# What is expected:
Your task is to copy every line of this material exactly.

[Extracted data entries]
^^^^
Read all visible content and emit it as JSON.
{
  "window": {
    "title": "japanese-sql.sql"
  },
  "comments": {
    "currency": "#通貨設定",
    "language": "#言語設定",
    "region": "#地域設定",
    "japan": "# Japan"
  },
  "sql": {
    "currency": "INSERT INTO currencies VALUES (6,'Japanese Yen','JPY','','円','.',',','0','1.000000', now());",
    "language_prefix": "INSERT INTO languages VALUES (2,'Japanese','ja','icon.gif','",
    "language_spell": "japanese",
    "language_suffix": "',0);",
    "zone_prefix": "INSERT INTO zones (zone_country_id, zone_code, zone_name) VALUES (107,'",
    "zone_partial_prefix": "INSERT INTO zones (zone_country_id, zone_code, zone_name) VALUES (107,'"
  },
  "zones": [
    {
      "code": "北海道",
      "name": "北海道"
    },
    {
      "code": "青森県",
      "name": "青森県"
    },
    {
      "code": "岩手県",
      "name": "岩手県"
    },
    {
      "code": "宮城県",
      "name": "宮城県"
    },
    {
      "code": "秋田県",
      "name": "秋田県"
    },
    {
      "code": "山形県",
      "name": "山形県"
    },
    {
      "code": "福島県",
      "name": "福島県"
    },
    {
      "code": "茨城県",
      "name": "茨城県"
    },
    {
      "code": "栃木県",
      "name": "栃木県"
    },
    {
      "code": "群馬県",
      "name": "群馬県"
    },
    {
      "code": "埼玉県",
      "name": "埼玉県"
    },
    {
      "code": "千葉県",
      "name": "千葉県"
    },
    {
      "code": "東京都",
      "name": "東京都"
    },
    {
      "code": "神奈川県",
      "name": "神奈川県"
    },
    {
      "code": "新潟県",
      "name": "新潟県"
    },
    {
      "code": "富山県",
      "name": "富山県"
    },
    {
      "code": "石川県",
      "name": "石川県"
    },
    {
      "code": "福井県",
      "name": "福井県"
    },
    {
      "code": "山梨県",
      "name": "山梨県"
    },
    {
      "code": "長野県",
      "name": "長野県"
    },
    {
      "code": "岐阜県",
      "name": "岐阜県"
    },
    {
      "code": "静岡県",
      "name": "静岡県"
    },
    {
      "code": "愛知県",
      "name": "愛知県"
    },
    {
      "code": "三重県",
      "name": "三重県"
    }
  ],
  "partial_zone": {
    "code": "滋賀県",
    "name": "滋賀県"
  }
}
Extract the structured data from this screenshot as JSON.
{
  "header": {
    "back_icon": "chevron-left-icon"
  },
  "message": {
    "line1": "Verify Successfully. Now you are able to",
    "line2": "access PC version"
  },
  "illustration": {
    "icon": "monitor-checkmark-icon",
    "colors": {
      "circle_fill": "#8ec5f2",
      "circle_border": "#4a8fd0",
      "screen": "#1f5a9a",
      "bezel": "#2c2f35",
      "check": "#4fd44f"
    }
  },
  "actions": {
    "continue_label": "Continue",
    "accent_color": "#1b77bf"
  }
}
^^^^
# Response below:
Read all visible content and emit it as JSON.
{
  "window": {
    "title": "japanese-sql.sql"
  },
  "comments": {
    "currency": "#通貨設定",
    "language": "#言語設定",
    "region": "#地域設定",
    "japan": "# Japan"
  },
  "sql": {
    "currency": "INSERT INTO currencies VALUES (6,'Japanese Yen','JPY','','円','.',',','0','1.000000', now());",
    "language_prefix": "INSERT INTO languages VALUES (2,'Japanese','ja','icon.gif','",
    "language_spell": "japanese",
    "language_suffix": "',0);",
    "zone_prefix": "INSERT INTO zones (zone_country_id, zone_code, zone_name) VALUES (107,'",
    "zone_partial_prefix": "INSERT INTO zones (zone_country_id, zone_code, zone_name) VALUES (107,'"
  },
  "zones": [
    {
      "code": "北海道",
      "name": "北海道"
    },
    {
      "code": "青森県",
      "name": "青森県"
    },
    {
      "code": "岩手県",
      "name": "岩手県"
    },
    {
      "code": "宮城県",
      "name": "宮城県"
    },
    {
      "code": "秋田県",
      "name": "秋田県"
    },
    {
      "code": "山形県",
      "name": "山形県"
    },
    {
      "code": "福島県",
      "name": "福島県"
    },
    {
      "code": "茨城県",
      "name": "茨城県"
    },
    {
      "code": "栃木県",
      "name": "栃木県"
    },
    {
      "code": "群馬県",
      "name": "群馬県"
    },
    {
      "code": "埼玉県",
      "name": "埼玉県"
    },
    {
      "code": "千葉県",
      "name": "千葉県"
    },
    {
      "code": "東京都",
      "name": "東京都"
    },
    {
      "code": "神奈川県",
      "name": "神奈川県"
    },
    {
      "code": "新潟県",
      "name": "新潟県"
    },
    {
      "code": "富山県",
      "name": "富山県"
    },
    {
      "code": "石川県",
      "name": "石川県"
    },
    {
      "code": "福井県",
      "name": "福井県"
    },
    {
      "code": "山梨県",
      "name": "山梨県"
    },
    {
      "code": "長野県",
      "name": "長野県"
    },
    {
      "code": "岐阜県",
      "name": "岐阜県"
    },
    {
      "code": "静岡県",
      "name": "静岡県"
    },
    {
      "code": "愛知県",
      "name": "愛知県"
    },
    {
      "code": "三重県",
      "name": "三重県"
    }
  ],
  "partial_zone": {
    "code": "滋賀県",
    "name": "滋賀県"
  }
}
Extract the structured data from this screenshot as JSON.
{
  "header": {
    "back_icon": "chevron-left-icon"
  },
  "message": {
    "line1": "Verify Successfully. Now you are able to",
    "line2": "access PC version"
  },
  "illustration": {
    "icon": "monitor-checkmark-icon",
    "colors": {
      "circle_fill": "#8ec5f2",
      "circle_border": "#4a8fd0",
      "screen": "#1f5a9a",
      "bezel": "#2c2f35",
      "check": "#4fd44f"
    }
  },
  "actions": {
    "continue_label": "Continue",
    "accent_color": "#1b77bf"
  }
}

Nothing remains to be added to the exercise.